**Instructions for the task:** Extract every record, keeping each one exactly as it is.
* Begin Data extract *
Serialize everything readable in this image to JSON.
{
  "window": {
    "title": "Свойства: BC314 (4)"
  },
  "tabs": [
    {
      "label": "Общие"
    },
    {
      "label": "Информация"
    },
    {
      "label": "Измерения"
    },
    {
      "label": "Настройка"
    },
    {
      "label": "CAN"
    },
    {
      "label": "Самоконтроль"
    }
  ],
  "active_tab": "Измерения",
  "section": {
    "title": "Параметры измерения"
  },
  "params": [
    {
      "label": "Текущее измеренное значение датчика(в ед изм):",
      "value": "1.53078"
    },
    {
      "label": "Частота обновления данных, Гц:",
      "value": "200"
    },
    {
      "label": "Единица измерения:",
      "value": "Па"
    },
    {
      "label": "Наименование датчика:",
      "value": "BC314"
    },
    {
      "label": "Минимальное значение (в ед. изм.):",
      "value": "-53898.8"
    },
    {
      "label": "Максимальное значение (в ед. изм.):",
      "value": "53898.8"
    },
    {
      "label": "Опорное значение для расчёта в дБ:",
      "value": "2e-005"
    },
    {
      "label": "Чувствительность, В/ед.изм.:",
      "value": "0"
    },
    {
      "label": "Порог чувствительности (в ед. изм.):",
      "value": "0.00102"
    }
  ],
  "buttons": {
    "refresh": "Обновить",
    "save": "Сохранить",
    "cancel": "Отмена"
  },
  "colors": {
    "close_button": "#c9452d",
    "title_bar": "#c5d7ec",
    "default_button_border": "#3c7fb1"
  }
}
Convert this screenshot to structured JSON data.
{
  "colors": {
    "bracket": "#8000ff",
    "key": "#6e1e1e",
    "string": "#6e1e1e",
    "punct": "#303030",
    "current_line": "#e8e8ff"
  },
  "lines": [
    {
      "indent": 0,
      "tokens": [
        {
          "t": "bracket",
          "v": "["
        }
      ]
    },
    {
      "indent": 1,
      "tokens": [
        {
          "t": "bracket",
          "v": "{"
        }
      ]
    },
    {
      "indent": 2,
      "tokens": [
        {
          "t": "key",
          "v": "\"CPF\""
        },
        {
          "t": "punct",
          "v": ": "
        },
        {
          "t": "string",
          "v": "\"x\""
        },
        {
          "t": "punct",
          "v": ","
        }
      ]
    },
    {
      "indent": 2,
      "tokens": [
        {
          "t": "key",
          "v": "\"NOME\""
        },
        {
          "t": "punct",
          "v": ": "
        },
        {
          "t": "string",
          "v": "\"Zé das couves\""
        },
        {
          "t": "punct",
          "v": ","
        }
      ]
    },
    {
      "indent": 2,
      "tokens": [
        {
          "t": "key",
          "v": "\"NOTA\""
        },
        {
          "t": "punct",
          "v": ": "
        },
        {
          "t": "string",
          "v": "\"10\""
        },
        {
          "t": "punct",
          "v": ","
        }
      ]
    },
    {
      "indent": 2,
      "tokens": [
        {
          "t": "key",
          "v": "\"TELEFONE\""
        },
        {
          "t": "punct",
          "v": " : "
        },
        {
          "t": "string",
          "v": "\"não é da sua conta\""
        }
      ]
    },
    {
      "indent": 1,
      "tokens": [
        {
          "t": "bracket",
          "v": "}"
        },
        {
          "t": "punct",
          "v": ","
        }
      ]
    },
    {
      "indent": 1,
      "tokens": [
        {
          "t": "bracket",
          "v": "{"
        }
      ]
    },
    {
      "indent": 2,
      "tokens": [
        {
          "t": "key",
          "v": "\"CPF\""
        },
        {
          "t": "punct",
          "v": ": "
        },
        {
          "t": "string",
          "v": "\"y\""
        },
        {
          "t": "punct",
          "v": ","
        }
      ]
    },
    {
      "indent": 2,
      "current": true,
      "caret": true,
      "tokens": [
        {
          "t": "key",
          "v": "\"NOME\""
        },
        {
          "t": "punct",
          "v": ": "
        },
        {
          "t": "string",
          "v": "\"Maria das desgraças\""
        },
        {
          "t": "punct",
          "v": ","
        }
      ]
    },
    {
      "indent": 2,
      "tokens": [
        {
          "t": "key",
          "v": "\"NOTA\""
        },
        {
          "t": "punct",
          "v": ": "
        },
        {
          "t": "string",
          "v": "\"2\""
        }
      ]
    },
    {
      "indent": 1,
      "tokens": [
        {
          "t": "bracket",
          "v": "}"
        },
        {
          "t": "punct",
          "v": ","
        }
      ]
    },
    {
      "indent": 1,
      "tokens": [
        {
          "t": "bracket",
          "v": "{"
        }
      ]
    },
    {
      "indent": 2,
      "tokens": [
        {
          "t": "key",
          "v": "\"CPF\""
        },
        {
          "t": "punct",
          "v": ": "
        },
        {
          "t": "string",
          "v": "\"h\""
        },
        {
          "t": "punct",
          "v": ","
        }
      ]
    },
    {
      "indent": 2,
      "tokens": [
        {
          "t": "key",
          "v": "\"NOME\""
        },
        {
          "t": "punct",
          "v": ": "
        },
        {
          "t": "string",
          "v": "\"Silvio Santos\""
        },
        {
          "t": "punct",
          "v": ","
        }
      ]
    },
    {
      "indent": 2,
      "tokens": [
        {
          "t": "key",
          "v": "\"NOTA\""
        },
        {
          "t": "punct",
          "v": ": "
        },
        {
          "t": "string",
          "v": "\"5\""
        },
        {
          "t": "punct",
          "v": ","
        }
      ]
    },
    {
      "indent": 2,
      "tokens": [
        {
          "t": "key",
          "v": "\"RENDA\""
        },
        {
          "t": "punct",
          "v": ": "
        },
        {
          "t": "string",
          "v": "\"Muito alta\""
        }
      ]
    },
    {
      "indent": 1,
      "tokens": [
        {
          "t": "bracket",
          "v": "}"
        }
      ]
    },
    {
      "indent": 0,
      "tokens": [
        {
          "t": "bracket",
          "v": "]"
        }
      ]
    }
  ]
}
* End Data extract *
**Correct output:**
Serialize everything readable in this image to JSON.
{
  "window": {
    "title": "Свойства: BC314 (4)"
  },
  "tabs": [
    {
      "label": "Общие"
    },
    {
      "label": "Информация"
    },
    {
      "label": "Измерения"
    },
    {
      "label": "Настройка"
    },
    {
      "label": "CAN"
    },
    {
      "label": "Самоконтроль"
    }
  ],
  "active_tab": "Измерения",
  "section": {
    "title": "Параметры измерения"
  },
  "params": [
    {
      "label": "Текущее измеренное значение датчика(в ед изм):",
      "value": "1.53078"
    },
    {
      "label": "Частота обновления данных, Гц:",
      "value": "200"
    },
    {
      "label": "Единица измерения:",
      "value": "Па"
    },
    {
      "label": "Наименование датчика:",
      "value": "BC314"
    },
    {
      "label": "Минимальное значение (в ед. изм.):",
      "value": "-53898.8"
    },
    {
      "label": "Максимальное значение (в ед. изм.):",
      "value": "53898.8"
    },
    {
      "label": "Опорное значение для расчёта в дБ:",
      "value": "2e-005"
    },
    {
      "label": "Чувствительность, В/ед.изм.:",
      "value": "0"
    },
    {
      "label": "Порог чувствительности (в ед. изм.):",
      "value": "0.00102"
    }
  ],
  "buttons": {
    "refresh": "Обновить",
    "save": "Сохранить",
    "cancel": "Отмена"
  },
  "colors": {
    "close_button": "#c9452d",
    "title_bar": "#c5d7ec",
    "default_button_border": "#3c7fb1"
  }
}
Convert this screenshot to structured JSON data.
{
  "colors": {
    "bracket": "#8000ff",
    "key": "#6e1e1e",
    "string": "#6e1e1e",
    "punct": "#303030",
    "current_line": "#e8e8ff"
  },
  "lines": [
    {
      "indent": 0,
      "tokens": [
        {
          "t": "bracket",
          "v": "["
        }
      ]
    },
    {
      "indent": 1,
      "tokens": [
        {
          "t": "bracket",
          "v": "{"
        }
      ]
    },
    {
      "indent": 2,
      "tokens": [
        {
          "t": "key",
          "v": "\"CPF\""
        },
        {
          "t": "punct",
          "v": ": "
        },
        {
          "t": "string",
          "v": "\"x\""
        },
        {
          "t": "punct",
          "v": ","
        }
      ]
    },
    {
      "indent": 2,
      "tokens": [
        {
          "t": "key",
          "v": "\"NOME\""
        },
        {
          "t": "punct",
          "v": ": "
        },
        {
          "t": "string",
          "v": "\"Zé das couves\""
        },
        {
          "t": "punct",
          "v": ","
        }
      ]
    },
    {
      "indent": 2,
      "tokens": [
        {
          "t": "key",
          "v": "\"NOTA\""
        },
        {
          "t": "punct",
          "v": ": "
        },
        {
          "t": "string",
          "v": "\"10\""
        },
        {
          "t": "punct",
          "v": ","
        }
      ]
    },
    {
      "indent": 2,
      "tokens": [
        {
          "t": "key",
          "v": "\"TELEFONE\""
        },
        {
          "t": "punct",
          "v": " : "
        },
        {
          "t": "string",
          "v": "\"não é da sua conta\""
        }
      ]
    },
    {
      "indent": 1,
      "tokens": [
        {
          "t": "bracket",
          "v": "}"
        },
        {
          "t": "punct",
          "v": ","
        }
      ]
    },
    {
      "indent": 1,
      "tokens": [
        {
          "t": "bracket",
          "v": "{"
        }
      ]
    },
    {
      "indent": 2,
      "tokens": [
        {
          "t": "key",
          "v": "\"CPF\""
        },
        {
          "t": "punct",
          "v": ": "
        },
        {
          "t": "string",
          "v": "\"y\""
        },
        {
          "t": "punct",
          "v": ","
        }
      ]
    },
    {
      "indent": 2,
      "current": true,
      "caret": true,
      "tokens": [
        {
          "t": "key",
          "v": "\"NOME\""
        },
        {
          "t": "punct",
          "v": ": "
        },
        {
          "t": "string",
          "v": "\"Maria das desgraças\""
        },
        {
          "t": "punct",
          "v": ","
        }
      ]
    },
    {
      "indent": 2,
      "tokens": [
        {
          "t": "key",
          "v": "\"NOTA\""
        },
        {
          "t": "punct",
          "v": ": "
        },
        {
          "t": "string",
          "v": "\"2\""
        }
      ]
    },
    {
      "indent": 1,
      "tokens": [
        {
          "t": "bracket",
          "v": "}"
        },
        {
          "t": "punct",
          "v": ","
        }
      ]
    },
    {
      "indent": 1,
      "tokens": [
        {
          "t": "bracket",
          "v": "{"
        }
      ]
    },
    {
      "indent": 2,
      "tokens": [
        {
          "t": "key",
          "v": "\"CPF\""
        },
        {
          "t": "punct",
          "v": ": "
        },
        {
          "t": "string",
          "v": "\"h\""
        },
        {
          "t": "punct",
          "v": ","
        }
      ]
    },
    {
      "indent": 2,
      "tokens": [
        {
          "t": "key",
          "v": "\"NOME\""
        },
        {
          "t": "punct",
          "v": ": "
        },
        {
          "t": "string",
          "v": "\"Silvio Santos\""
        },
        {
          "t": "punct",
          "v": ","
        }
      ]
    },
    {
      "indent": 2,
      "tokens": [
        {
          "t": "key",
          "v": "\"NOTA\""
        },
        {
          "t": "punct",
          "v": ": "
        },
        {
          "t": "string",
          "v": "\"5\""
        },
        {
          "t": "punct",
          "v": ","
        }
      ]
    },
    {
      "indent": 2,
      "tokens": [
        {
          "t": "key",
          "v": "\"RENDA\""
        },
        {
          "t": "punct",
          "v": ": "
        },
        {
          "t": "string",
          "v": "\"Muito alta\""
        }
      ]
    },
    {
      "indent": 1,
      "tokens": [
        {
          "t": "bracket",
          "v": "}"
        }
      ]
    },
    {
      "indent": 0,
      "tokens": [
        {
          "t": "bracket",
          "v": "]"
        }
      ]
    }
  ]
}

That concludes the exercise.